___ Text segment

Thread: [WIP]Vertical Clustered Index (columnar store extension) - take2

[WIP]Vertical Clustered Index (columnar store extension) - take2

From
"Aya Iwata (Fujitsu)"
Date:

Hi All,

 

Suggestions

==========

 

When analyzing real-time data collected by PostgreSQL,

it can be difficult to tune the current PostgreSQL server for satisfactory performance.

Therefore, we propose Vertical Clustered Indexing (VCI), an in-memory column store function that holds data in a state suitable for business analysis and is also expected to improve analysis performance.

With VCI, you can also expect to run analysis 7.8 times faster. This is achieved by the analytics engine, which optimizes parallel processing of column-oriented data, in addition to the fact that VCI stores data in a columnar format, enabling efficient retrieval of the columns needed for analysis.

 

Similar Features

============

 

One column store feature available with postgres is Citus Columnar Table.

If you introduces the citus extension, which allows columnar tables to be used using the columnar access method.

This function is intended to analyze the accumulated data. Therefore, you cannot update or delete data.

VCI supports data updates and deletions. This enables you to analyze not only the accumulated data but also the data that occurs in real time.

 

Implementing VCI

============

 

To introduce an updatable column store, we explain how updates to row-oriented data are propagated to column-oriented data.

 

VCI has two storage areas.

 

- Write Optimized Storage (WOS)

- Read Optimized Storage (ROS)

 

Describes WOS.

The WOS stores data for all columns in the VCI in a row-oriented format.

All newly added data is stored in the WOS relation along with the transaction information.

Using WOS to delete and update newly added data has no significant performance impact compared to deleting from columnar storage.

 

ROS is the storage area where all column data is stored.

 

When inserting/updating/deleting, data is written synchronously to WOS. It does not compress or index the data.

This avoids the overhead of converting to a columnar while updating the data.

After a certain amount of data accumulates in the WOS, the ROS control daemon converts it to column data asynchronously with updates.

Column data transformation compresses and indexes the data and writes it to ROS.

 

Describes searching for data.

Since there are two storage formats, the SELECT process needs to convert the WOS data to local ROS to determine whether it is visible or invisible. This conversion cost depends on the number of tuples present in the WOS file. This may introduce some performance overhead.

Obtain search results by referencing the local ROS and referencing the ROS in parallel.

 

These implementation ideas are also posted on Fujitsu's blog for your reference. [1]

 

Past discussions

===========

 

We've proposed features before. [2]

This thread also explains the details, so please check it.

______
___ Dataset extract

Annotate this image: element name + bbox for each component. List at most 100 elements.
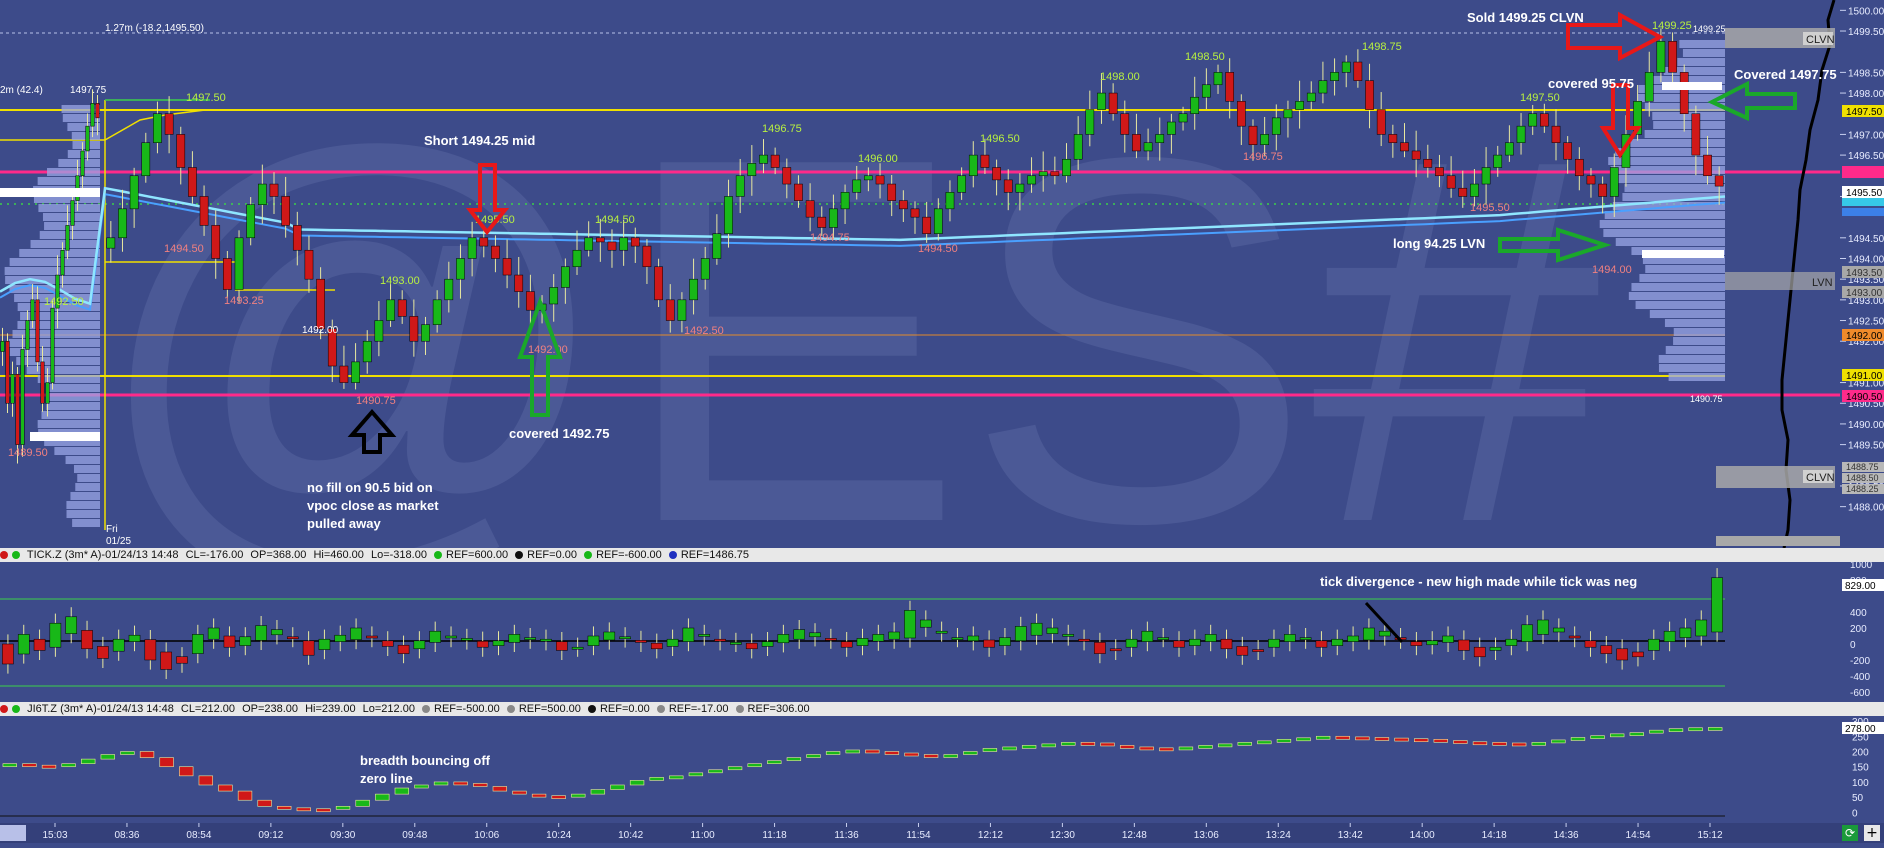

______

* **Exercise requirements**
a) List the section headings of the VCI post that are underlined with equals signs.
b) Please rewrite the VCI post starting with "The WOS stores" and going on through "data is stored.", renaming "transaction information" to "transaction metadata".
c) Write the next part of the VCI post, picking up after its final sentence.
The data has nothing to do with the VCI post.

* **Answers given**
a)
Suggestions
Similar Features
Implementing VCI
Past discussions

b)
The WOS stores data for all columns in the VCI in a row-oriented format.

All newly added data is stored in the WOS relation along with the transaction metadata.

Using WOS to delete and update newly added data has no significant performance impact compared to deleting from columnar storage.

 

ROS is the storage area where all column data is stored.

c)
In a previous thread, we suggested implementing a modification to the PostgreSQL backend code.

Based on the FB we received at that time, we think we need to re-implement this feature in pluggable storage using the table access method API.

I also got a FB of the features I needed from a PostgreSQLPro member. We believe it is necessary to deal with these issues in stages.

- Need to provide vector processing for nodes (filter, grand aggregate, aggregation with group by...) to speed up computation

- Requires parallel processing support such as scanning

 

It is assumed that the re-implementation will also require additional functionality to the current Table Access Method API.

It is useful not only for VCI but also for other access methods.

Therefore, we decided to propose the VCI feature to the community and proceed with development.

 

 

Request matter

===========

 

Are members of the PostgreSQL hackers interested in VCI features?

We welcome your comments and suggestions on this feature.

In particular, if you have any questions, required features, or implementations, please let me know.

 

 

[1] https://www.postgresql.fastware.com/blog/improve-data-analysis-performance-without-impacting-business-transactions-with-vertical-clustered-index

 

[2]https://www.postgresql.org/message-id/CAJrrPGfaC7WC9NK6PTTy6YN-NN+hCy8xOLAh2doYhVg5d6HsAA@mail.gmail.com

 

Regards,

Aya Iwata

FUJITSU LIMITED

RE: [WIP]Vertical Clustered Index (columnar store extension) - take2

From
"Aya Iwata (Fujitsu)"
Date:
Hi Alvaro san,

I am sorry for my late reply. I continue to work on proposing VCI feature to the community.

> I think this is definitely an important and welcome development.
> I'm looking forward to patches in this area.

Thank you!
I am currently preparing to share VCI designs with PGConf.dev.
I look forward to sharing more about VCI with you.


Best regards,
Aya Iwata
FUJITSU LIMITED

RE: [WIP]Vertical Clustered Index (columnar store extension) - take2

From
"Aya Iwata (Fujitsu)"
Date:
Hi Yura san,


> I just don't get, why it should be "in-memory"? All the same things you
> describe further, but storing in paged index on-disk with caching
> through shared_buffers - why this way it wouldn't work?

We make the columnar store resident in memory for maximum search performance.
But I'm not very particular about this. Comments are welcome.

Best regards,
Aya Iwata
FUJITSU LIMITED


> -----Original Message-----
> From: Yura Sokolov <y.sokolov@postgrespro.ru>
> Sent: Wednesday, January 15, 2025 11:44 PM
> To: pgsql-hackers@lists.postgresql.org
> Subject: Re: [WIP]Vertical Clustered Index (columnar store extension) - take2
> 
> 07.10.2024 17:53, Aya Iwata (Fujitsu) wrote:
> > Hi All,
> >
> > Suggestions
> >
> > ==========
> >
> > When analyzing real-time data collected by PostgreSQL,
> >
> > it can be difficult to tune the current PostgreSQL server for
> > satisfactory performance.
> >
> > Therefore, we propose Vertical Clustered Indexing (VCI), an in-memory
> > column store function that holds data in a state suitable for business
> > analysis and is also expected to improve analysis performance.
> 
> I just don't get, why it should be "in-memory"? All the same things you
> describe further, but storing in paged index on-disk with caching
> through shared_buffers - why this way it wouldn't work?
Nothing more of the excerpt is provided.